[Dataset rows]
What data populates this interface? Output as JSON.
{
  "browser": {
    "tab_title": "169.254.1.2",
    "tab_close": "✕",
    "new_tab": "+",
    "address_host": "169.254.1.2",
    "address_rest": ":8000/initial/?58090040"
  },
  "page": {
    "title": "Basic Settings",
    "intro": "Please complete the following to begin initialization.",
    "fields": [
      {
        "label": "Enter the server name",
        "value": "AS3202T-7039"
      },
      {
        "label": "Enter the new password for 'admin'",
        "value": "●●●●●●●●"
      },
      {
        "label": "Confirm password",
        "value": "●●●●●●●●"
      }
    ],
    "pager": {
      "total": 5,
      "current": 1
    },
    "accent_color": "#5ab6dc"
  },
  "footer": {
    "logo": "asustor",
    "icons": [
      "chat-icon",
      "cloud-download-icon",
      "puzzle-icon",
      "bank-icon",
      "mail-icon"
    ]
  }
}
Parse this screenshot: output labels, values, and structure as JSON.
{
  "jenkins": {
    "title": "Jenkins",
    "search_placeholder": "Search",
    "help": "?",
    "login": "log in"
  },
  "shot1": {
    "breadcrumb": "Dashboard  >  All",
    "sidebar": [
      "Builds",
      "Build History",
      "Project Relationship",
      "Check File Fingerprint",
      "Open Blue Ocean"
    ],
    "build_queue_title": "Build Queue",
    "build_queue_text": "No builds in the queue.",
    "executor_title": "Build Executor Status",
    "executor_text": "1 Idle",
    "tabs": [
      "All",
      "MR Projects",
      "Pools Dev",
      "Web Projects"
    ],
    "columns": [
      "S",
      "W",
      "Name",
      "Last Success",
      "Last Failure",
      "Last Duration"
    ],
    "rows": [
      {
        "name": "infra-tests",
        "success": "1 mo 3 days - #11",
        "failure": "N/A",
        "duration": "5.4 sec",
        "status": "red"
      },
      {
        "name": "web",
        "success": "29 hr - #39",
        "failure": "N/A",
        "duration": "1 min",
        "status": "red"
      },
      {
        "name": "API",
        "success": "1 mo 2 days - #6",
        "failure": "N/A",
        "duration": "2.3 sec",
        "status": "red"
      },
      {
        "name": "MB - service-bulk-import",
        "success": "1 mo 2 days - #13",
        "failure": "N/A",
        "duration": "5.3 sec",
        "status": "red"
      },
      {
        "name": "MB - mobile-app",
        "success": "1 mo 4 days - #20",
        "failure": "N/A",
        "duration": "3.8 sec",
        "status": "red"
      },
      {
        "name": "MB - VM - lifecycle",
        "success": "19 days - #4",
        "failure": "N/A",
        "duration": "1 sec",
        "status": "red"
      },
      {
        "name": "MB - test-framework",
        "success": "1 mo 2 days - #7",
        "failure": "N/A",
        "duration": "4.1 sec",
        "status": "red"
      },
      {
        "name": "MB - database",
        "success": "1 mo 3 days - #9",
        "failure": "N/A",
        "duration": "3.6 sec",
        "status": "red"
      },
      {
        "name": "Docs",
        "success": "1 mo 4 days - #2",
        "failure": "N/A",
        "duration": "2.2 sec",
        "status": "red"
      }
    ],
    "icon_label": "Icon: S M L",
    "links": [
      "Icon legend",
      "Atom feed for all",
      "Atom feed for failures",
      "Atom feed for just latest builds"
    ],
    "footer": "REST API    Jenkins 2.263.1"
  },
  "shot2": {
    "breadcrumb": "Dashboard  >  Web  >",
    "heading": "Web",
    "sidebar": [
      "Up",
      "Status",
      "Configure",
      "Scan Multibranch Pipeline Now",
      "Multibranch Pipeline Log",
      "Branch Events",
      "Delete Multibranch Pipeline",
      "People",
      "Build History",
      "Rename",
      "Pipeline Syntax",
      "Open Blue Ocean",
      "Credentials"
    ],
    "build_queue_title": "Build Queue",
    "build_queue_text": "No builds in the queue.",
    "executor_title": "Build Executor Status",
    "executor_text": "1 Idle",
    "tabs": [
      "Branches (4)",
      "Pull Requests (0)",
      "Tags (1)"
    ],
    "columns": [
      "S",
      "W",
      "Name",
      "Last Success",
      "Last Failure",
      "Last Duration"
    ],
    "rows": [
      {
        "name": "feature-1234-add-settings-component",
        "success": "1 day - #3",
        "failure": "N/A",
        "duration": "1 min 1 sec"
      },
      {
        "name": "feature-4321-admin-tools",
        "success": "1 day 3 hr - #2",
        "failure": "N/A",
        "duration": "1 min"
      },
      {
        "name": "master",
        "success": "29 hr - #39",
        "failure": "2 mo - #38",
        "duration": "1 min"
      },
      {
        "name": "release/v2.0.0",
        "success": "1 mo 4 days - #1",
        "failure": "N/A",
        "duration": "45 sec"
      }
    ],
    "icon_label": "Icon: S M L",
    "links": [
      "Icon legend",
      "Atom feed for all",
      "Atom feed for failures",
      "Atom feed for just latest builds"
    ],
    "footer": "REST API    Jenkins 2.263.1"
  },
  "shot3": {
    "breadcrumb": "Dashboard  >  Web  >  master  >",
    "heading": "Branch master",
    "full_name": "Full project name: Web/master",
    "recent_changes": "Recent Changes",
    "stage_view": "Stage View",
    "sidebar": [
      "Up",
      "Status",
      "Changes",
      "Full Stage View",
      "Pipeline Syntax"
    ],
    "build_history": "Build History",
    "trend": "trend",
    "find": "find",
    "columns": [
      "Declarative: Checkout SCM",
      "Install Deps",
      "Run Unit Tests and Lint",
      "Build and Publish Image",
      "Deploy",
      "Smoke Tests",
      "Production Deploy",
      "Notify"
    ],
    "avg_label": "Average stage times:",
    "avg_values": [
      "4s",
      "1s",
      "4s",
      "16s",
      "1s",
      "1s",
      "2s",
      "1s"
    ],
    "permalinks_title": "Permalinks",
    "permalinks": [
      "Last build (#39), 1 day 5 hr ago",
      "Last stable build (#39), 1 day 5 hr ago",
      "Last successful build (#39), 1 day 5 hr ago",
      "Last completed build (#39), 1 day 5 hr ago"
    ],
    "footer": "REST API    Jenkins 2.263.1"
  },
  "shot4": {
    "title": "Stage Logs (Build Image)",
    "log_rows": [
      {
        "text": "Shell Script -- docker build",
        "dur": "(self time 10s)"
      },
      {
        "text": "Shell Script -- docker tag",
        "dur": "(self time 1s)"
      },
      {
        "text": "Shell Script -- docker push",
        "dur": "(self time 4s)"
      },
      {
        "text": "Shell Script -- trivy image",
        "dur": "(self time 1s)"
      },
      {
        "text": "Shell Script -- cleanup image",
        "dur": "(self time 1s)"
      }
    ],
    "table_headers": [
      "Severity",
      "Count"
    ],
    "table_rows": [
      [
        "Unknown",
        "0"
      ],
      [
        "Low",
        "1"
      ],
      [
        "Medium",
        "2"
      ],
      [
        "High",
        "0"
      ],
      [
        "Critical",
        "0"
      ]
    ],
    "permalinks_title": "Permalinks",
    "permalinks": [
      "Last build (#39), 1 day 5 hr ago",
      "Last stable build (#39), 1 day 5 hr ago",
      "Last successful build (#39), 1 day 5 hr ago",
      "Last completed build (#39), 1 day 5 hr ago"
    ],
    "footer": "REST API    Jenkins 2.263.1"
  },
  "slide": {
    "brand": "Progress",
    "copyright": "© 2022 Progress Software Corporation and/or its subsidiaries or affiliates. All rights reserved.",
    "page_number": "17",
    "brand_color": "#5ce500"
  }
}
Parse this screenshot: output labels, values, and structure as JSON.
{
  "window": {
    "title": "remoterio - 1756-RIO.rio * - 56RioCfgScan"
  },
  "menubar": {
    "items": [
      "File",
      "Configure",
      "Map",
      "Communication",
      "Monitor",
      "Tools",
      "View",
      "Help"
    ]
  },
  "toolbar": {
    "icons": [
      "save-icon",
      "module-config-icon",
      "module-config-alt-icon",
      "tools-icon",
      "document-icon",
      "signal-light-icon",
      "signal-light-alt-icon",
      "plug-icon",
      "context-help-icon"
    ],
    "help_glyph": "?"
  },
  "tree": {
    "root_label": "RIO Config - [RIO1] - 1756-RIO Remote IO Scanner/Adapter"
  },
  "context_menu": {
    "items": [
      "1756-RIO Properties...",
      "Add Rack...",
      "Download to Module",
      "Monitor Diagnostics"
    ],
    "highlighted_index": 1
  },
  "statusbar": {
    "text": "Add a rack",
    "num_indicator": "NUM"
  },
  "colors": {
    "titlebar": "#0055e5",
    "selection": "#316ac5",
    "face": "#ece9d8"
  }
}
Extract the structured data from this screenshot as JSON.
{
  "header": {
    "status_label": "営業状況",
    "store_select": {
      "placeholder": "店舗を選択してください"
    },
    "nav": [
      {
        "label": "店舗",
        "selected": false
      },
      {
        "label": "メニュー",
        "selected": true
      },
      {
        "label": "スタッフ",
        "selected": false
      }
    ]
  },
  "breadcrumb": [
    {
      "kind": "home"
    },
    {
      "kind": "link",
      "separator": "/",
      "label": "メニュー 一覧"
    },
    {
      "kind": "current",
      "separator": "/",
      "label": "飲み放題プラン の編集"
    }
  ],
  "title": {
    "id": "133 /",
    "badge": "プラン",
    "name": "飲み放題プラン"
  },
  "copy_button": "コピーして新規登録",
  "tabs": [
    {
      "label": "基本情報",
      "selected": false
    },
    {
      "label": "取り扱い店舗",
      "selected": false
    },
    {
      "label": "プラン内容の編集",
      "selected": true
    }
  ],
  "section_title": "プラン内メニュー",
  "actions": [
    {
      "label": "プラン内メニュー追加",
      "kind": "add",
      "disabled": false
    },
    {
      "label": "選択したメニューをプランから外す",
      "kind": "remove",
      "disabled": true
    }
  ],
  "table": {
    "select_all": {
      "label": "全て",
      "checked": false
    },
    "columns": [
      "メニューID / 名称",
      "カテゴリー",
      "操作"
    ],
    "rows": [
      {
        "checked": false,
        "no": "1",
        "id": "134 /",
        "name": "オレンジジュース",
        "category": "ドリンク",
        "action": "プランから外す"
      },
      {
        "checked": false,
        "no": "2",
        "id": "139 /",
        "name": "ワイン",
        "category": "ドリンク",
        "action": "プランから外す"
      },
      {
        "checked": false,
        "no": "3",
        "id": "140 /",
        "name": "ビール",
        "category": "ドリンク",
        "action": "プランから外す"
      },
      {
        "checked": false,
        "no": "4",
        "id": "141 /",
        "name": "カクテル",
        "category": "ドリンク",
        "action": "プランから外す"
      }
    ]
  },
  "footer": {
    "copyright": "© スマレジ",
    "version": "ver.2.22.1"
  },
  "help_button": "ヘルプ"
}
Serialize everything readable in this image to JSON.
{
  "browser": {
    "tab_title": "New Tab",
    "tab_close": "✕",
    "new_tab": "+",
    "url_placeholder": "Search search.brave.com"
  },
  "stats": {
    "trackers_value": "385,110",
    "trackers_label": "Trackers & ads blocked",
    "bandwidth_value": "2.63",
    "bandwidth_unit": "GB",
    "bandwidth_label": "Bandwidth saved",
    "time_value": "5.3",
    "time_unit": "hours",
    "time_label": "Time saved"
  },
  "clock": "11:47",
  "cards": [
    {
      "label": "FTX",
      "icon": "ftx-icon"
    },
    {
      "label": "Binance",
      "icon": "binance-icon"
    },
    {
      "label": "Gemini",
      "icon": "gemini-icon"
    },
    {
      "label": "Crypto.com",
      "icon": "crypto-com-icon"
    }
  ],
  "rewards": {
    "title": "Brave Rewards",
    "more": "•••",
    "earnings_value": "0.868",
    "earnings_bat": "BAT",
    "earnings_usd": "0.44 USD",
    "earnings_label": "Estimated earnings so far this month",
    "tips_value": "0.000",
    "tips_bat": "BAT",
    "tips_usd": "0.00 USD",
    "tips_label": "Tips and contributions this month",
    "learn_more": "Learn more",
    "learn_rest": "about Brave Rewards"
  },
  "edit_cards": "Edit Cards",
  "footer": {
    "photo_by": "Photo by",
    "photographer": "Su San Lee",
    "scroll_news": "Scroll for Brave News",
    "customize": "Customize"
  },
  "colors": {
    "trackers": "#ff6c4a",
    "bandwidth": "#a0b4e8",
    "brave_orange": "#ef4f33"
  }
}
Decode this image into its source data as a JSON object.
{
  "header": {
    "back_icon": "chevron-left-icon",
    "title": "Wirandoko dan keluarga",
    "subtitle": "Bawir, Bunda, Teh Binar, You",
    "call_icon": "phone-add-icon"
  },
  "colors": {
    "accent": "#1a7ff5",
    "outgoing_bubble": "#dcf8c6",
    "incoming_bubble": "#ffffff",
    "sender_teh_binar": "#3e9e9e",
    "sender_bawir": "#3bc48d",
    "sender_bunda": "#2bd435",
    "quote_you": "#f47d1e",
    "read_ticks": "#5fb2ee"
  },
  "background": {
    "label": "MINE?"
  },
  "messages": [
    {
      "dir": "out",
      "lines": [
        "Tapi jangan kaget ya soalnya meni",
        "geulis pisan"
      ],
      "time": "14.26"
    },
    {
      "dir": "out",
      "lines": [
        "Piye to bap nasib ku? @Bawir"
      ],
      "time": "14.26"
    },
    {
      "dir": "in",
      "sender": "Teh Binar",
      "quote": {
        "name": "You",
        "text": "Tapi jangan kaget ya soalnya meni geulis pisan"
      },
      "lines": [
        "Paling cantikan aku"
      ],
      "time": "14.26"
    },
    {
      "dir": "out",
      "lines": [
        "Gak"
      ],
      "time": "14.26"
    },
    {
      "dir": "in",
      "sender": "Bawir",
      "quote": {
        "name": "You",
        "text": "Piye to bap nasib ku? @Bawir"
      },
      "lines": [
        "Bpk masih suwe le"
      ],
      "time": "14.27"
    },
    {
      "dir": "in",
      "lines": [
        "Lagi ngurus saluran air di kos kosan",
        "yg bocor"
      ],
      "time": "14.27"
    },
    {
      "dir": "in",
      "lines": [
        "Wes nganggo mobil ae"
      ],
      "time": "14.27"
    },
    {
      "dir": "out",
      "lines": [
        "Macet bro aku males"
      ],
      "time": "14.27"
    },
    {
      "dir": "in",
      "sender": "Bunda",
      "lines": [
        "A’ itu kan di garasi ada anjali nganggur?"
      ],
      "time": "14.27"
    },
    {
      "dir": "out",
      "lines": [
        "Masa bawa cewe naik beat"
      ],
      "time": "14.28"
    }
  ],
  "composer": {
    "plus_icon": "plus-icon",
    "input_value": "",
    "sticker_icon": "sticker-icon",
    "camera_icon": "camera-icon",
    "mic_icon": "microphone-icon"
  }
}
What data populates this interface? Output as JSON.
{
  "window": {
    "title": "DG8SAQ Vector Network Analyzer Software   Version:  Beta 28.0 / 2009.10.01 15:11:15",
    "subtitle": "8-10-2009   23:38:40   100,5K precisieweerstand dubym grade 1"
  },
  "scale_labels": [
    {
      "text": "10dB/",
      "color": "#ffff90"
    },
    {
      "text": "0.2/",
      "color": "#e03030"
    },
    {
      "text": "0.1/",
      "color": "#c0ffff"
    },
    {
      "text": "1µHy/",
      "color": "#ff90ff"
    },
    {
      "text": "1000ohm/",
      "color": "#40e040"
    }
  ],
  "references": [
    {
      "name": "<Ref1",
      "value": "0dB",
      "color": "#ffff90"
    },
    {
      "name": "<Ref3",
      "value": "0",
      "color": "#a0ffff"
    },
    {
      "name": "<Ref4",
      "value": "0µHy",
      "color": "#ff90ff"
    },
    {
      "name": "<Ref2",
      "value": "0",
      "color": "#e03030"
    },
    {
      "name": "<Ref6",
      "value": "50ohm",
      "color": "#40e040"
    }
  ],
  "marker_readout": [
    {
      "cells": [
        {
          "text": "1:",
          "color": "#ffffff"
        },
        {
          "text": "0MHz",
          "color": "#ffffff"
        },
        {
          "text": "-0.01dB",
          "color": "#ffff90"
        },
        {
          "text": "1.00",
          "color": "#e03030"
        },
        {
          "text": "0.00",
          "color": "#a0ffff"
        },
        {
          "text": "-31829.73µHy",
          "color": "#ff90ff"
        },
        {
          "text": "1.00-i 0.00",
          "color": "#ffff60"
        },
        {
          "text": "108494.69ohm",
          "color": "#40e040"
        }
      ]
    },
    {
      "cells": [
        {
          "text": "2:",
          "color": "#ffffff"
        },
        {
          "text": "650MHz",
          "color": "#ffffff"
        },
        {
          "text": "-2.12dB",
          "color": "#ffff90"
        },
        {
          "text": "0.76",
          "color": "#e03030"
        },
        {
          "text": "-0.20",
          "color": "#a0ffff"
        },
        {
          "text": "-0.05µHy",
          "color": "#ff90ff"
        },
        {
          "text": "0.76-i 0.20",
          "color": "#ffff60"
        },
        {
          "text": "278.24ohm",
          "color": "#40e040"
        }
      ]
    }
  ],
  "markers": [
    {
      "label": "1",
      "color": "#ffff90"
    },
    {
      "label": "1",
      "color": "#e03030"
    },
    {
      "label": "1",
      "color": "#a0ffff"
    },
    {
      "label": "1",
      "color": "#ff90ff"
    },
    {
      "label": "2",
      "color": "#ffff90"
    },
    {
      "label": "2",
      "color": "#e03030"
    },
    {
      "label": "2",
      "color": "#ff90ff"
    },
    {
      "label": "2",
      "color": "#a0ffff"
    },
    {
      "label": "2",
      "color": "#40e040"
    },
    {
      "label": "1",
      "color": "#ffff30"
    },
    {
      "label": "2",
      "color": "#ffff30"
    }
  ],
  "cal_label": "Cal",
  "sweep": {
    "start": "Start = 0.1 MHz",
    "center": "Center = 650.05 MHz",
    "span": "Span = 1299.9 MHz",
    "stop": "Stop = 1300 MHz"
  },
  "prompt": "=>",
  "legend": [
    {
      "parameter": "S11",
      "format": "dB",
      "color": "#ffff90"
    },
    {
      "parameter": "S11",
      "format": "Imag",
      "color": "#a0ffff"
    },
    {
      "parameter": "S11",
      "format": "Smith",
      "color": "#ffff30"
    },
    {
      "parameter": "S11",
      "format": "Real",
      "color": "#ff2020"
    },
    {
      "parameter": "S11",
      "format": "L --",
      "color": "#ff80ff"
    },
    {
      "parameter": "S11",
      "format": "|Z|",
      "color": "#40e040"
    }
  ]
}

=== What you need to do ===
In the listing, find every line with the word "JSON" and state how many there are, nothing more.

=== Task answer ===
7